**What is needed**
Type out the records that follow, exactly as given.
--- START Data supplied ---
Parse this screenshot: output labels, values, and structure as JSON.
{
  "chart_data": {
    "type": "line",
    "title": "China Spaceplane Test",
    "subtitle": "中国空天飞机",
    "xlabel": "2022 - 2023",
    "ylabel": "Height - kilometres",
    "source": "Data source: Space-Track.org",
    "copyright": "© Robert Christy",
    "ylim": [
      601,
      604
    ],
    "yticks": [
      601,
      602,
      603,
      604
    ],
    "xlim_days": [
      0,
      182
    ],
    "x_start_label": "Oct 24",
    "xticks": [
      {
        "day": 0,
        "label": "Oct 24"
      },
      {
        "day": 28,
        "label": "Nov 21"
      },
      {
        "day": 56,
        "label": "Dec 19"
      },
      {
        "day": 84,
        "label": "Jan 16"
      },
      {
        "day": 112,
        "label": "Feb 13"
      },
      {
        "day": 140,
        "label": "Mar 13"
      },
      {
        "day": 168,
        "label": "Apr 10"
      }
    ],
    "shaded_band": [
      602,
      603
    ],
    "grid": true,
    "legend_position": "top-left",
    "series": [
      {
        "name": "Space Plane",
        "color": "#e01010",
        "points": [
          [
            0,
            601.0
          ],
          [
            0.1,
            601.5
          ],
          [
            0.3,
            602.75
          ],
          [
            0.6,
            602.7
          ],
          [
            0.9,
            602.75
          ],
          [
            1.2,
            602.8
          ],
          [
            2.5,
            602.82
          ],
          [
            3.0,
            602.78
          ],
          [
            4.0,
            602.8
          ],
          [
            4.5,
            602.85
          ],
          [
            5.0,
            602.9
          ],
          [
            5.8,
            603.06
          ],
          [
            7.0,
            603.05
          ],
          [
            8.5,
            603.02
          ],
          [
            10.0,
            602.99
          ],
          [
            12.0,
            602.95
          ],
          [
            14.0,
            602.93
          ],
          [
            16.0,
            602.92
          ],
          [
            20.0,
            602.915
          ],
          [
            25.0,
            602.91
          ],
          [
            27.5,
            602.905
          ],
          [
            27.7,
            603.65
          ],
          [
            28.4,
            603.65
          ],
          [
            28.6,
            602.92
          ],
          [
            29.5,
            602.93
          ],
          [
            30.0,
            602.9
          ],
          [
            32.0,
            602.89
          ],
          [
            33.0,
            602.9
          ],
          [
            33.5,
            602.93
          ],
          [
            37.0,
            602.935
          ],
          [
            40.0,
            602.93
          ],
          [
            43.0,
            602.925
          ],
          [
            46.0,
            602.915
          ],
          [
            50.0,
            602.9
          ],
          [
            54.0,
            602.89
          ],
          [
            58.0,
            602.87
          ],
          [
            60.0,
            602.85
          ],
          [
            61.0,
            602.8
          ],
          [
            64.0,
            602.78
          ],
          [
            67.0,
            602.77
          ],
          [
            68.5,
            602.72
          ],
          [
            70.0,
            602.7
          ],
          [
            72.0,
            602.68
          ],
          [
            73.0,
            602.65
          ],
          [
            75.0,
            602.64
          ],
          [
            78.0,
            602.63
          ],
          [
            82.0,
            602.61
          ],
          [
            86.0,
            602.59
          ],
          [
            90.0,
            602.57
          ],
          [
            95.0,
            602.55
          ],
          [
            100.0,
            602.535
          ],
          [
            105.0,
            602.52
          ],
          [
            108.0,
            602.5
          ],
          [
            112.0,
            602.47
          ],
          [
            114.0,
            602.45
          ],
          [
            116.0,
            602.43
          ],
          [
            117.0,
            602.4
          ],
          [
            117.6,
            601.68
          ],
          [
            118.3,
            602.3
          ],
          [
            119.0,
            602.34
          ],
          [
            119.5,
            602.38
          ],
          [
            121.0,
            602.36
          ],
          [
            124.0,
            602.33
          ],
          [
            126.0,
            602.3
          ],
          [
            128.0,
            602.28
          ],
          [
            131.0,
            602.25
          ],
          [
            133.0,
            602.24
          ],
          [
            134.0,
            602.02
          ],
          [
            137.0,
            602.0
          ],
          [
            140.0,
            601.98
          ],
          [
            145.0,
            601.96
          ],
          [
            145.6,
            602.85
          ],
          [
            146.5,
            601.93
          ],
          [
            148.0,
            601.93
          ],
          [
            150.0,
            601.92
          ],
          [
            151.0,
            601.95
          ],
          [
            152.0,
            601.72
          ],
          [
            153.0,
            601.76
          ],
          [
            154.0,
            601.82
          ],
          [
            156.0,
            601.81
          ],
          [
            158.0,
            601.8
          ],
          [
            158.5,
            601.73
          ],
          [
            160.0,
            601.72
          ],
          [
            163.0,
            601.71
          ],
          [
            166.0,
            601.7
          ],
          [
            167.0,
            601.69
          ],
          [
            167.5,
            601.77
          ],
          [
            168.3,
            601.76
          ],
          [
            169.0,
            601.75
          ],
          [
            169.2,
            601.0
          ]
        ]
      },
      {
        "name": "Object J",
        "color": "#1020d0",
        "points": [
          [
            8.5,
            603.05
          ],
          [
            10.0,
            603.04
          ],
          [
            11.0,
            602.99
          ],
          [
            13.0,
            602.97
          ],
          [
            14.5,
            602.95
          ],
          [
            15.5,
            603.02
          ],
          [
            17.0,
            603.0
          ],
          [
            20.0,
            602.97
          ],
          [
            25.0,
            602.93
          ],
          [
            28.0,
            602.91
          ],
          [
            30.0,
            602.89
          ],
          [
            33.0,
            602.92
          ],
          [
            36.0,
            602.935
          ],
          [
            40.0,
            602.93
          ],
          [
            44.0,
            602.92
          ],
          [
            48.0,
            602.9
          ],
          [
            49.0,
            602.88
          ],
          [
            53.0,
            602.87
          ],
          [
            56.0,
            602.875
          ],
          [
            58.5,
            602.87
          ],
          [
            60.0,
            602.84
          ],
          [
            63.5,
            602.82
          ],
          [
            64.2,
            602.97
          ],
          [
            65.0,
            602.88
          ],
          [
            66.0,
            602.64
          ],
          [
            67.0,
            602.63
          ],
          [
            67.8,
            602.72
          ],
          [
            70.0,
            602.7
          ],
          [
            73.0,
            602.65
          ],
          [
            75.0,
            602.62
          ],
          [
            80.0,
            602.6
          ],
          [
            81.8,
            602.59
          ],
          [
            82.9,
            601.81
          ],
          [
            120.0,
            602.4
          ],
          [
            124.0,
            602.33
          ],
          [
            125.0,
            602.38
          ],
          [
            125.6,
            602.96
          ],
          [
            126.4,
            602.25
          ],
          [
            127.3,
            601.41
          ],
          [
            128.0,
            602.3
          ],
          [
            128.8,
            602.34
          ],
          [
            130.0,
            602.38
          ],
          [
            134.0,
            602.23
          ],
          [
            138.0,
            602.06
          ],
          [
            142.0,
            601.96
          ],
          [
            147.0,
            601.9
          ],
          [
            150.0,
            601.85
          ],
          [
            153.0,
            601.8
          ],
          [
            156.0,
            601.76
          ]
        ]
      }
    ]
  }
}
--- END Data supplied ---
**Full output**
Parse this screenshot: output labels, values, and structure as JSON.
{
  "chart_data": {
    "type": "line",
    "title": "China Spaceplane Test",
    "subtitle": "中国空天飞机",
    "xlabel": "2022 - 2023",
    "ylabel": "Height - kilometres",
    "source": "Data source: Space-Track.org",
    "copyright": "© Robert Christy",
    "ylim": [
      601,
      604
    ],
    "yticks": [
      601,
      602,
      603,
      604
    ],
    "xlim_days": [
      0,
      182
    ],
    "x_start_label": "Oct 24",
    "xticks": [
      {
        "day": 0,
        "label": "Oct 24"
      },
      {
        "day": 28,
        "label": "Nov 21"
      },
      {
        "day": 56,
        "label": "Dec 19"
      },
      {
        "day": 84,
        "label": "Jan 16"
      },
      {
        "day": 112,
        "label": "Feb 13"
      },
      {
        "day": 140,
        "label": "Mar 13"
      },
      {
        "day": 168,
        "label": "Apr 10"
      }
    ],
    "shaded_band": [
      602,
      603
    ],
    "grid": true,
    "legend_position": "top-left",
    "series": [
      {
        "name": "Space Plane",
        "color": "#e01010",
        "points": [
          [
            0,
            601.0
          ],
          [
            0.1,
            601.5
          ],
          [
            0.3,
            602.75
          ],
          [
            0.6,
            602.7
          ],
          [
            0.9,
            602.75
          ],
          [
            1.2,
            602.8
          ],
          [
            2.5,
            602.82
          ],
          [
            3.0,
            602.78
          ],
          [
            4.0,
            602.8
          ],
          [
            4.5,
            602.85
          ],
          [
            5.0,
            602.9
          ],
          [
            5.8,
            603.06
          ],
          [
            7.0,
            603.05
          ],
          [
            8.5,
            603.02
          ],
          [
            10.0,
            602.99
          ],
          [
            12.0,
            602.95
          ],
          [
            14.0,
            602.93
          ],
          [
            16.0,
            602.92
          ],
          [
            20.0,
            602.915
          ],
          [
            25.0,
            602.91
          ],
          [
            27.5,
            602.905
          ],
          [
            27.7,
            603.65
          ],
          [
            28.4,
            603.65
          ],
          [
            28.6,
            602.92
          ],
          [
            29.5,
            602.93
          ],
          [
            30.0,
            602.9
          ],
          [
            32.0,
            602.89
          ],
          [
            33.0,
            602.9
          ],
          [
            33.5,
            602.93
          ],
          [
            37.0,
            602.935
          ],
          [
            40.0,
            602.93
          ],
          [
            43.0,
            602.925
          ],
          [
            46.0,
            602.915
          ],
          [
            50.0,
            602.9
          ],
          [
            54.0,
            602.89
          ],
          [
            58.0,
            602.87
          ],
          [
            60.0,
            602.85
          ],
          [
            61.0,
            602.8
          ],
          [
            64.0,
            602.78
          ],
          [
            67.0,
            602.77
          ],
          [
            68.5,
            602.72
          ],
          [
            70.0,
            602.7
          ],
          [
            72.0,
            602.68
          ],
          [
            73.0,
            602.65
          ],
          [
            75.0,
            602.64
          ],
          [
            78.0,
            602.63
          ],
          [
            82.0,
            602.61
          ],
          [
            86.0,
            602.59
          ],
          [
            90.0,
            602.57
          ],
          [
            95.0,
            602.55
          ],
          [
            100.0,
            602.535
          ],
          [
            105.0,
            602.52
          ],
          [
            108.0,
            602.5
          ],
          [
            112.0,
            602.47
          ],
          [
            114.0,
            602.45
          ],
          [
            116.0,
            602.43
          ],
          [
            117.0,
            602.4
          ],
          [
            117.6,
            601.68
          ],
          [
            118.3,
            602.3
          ],
          [
            119.0,
            602.34
          ],
          [
            119.5,
            602.38
          ],
          [
            121.0,
            602.36
          ],
          [
            124.0,
            602.33
          ],
          [
            126.0,
            602.3
          ],
          [
            128.0,
            602.28
          ],
          [
            131.0,
            602.25
          ],
          [
            133.0,
            602.24
          ],
          [
            134.0,
            602.02
          ],
          [
            137.0,
            602.0
          ],
          [
            140.0,
            601.98
          ],
          [
            145.0,
            601.96
          ],
          [
            145.6,
            602.85
          ],
          [
            146.5,
            601.93
          ],
          [
            148.0,
            601.93
          ],
          [
            150.0,
            601.92
          ],
          [
            151.0,
            601.95
          ],
          [
            152.0,
            601.72
          ],
          [
            153.0,
            601.76
          ],
          [
            154.0,
            601.82
          ],
          [
            156.0,
            601.81
          ],
          [
            158.0,
            601.8
          ],
          [
            158.5,
            601.73
          ],
          [
            160.0,
            601.72
          ],
          [
            163.0,
            601.71
          ],
          [
            166.0,
            601.7
          ],
          [
            167.0,
            601.69
          ],
          [
            167.5,
            601.77
          ],
          [
            168.3,
            601.76
          ],
          [
            169.0,
            601.75
          ],
          [
            169.2,
            601.0
          ]
        ]
      },
      {
        "name": "Object J",
        "color": "#1020d0",
        "points": [
          [
            8.5,
            603.05
          ],
          [
            10.0,
            603.04
          ],
          [
            11.0,
            602.99
          ],
          [
            13.0,
            602.97
          ],
          [
            14.5,
            602.95
          ],
          [
            15.5,
            603.02
          ],
          [
            17.0,
            603.0
          ],
          [
            20.0,
            602.97
          ],
          [
            25.0,
            602.93
          ],
          [
            28.0,
            602.91
          ],
          [
            30.0,
            602.89
          ],
          [
            33.0,
            602.92
          ],
          [
            36.0,
            602.935
          ],
          [
            40.0,
            602.93
          ],
          [
            44.0,
            602.92
          ],
          [
            48.0,
            602.9
          ],
          [
            49.0,
            602.88
          ],
          [
            53.0,
            602.87
          ],
          [
            56.0,
            602.875
          ],
          [
            58.5,
            602.87
          ],
          [
            60.0,
            602.84
          ],
          [
            63.5,
            602.82
          ],
          [
            64.2,
            602.97
          ],
          [
            65.0,
            602.88
          ],
          [
            66.0,
            602.64
          ],
          [
            67.0,
            602.63
          ],
          [
            67.8,
            602.72
          ],
          [
            70.0,
            602.7
          ],
          [
            73.0,
            602.65
          ],
          [
            75.0,
            602.62
          ],
          [
            80.0,
            602.6
          ],
          [
            81.8,
            602.59
          ],
          [
            82.9,
            601.81
          ],
          [
            120.0,
            602.4
          ],
          [
            124.0,
            602.33
          ],
          [
            125.0,
            602.38
          ],
          [
            125.6,
            602.96
          ],
          [
            126.4,
            602.25
          ],
          [
            127.3,
            601.41
          ],
          [
            128.0,
            602.3
          ],
          [
            128.8,
            602.34
          ],
          [
            130.0,
            602.38
          ],
          [
            134.0,
            602.23
          ],
          [
            138.0,
            602.06
          ],
          [
            142.0,
            601.96
          ],
          [
            147.0,
            601.9
          ],
          [
            150.0,
            601.85
          ],
          [
            153.0,
            601.8
          ],
          [
            156.0,
            601.76
          ]
        ]
      }
    ]
  }
}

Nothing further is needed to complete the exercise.